***** Given records *****

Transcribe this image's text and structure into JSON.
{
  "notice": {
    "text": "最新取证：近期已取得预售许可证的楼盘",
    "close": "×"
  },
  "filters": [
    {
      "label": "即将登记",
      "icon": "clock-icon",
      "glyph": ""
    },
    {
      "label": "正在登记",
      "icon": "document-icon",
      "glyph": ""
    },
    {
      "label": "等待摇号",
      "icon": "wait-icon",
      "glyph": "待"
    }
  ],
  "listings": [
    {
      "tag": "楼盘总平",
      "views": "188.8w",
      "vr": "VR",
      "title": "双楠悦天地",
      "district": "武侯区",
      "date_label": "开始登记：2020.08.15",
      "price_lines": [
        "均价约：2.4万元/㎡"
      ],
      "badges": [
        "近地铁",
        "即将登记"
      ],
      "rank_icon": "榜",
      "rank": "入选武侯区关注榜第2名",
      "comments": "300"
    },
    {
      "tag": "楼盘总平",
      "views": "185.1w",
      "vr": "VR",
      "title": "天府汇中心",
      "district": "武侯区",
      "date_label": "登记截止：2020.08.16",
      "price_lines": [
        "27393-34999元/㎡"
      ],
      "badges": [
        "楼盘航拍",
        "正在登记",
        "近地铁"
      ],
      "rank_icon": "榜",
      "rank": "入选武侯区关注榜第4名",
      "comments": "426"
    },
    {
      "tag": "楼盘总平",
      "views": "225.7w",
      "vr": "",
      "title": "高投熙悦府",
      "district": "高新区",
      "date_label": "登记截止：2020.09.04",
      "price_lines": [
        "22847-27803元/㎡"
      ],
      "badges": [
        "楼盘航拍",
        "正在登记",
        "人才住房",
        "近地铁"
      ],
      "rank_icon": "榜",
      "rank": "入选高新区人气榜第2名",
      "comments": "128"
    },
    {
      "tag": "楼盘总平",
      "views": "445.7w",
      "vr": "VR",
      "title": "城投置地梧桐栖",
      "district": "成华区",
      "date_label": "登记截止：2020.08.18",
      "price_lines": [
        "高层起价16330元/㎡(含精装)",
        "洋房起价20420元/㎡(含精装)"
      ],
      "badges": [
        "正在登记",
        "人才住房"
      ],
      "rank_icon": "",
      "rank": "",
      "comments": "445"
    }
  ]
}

*****

* _To do_
Return each line among the entries that holds the word "登记截止".

* _Full solution_
      "date_label": "登记截止：2020.08.16",
      "date_label": "登记截止：2020.09.04",
      "date_label": "登记截止：2020.08.18",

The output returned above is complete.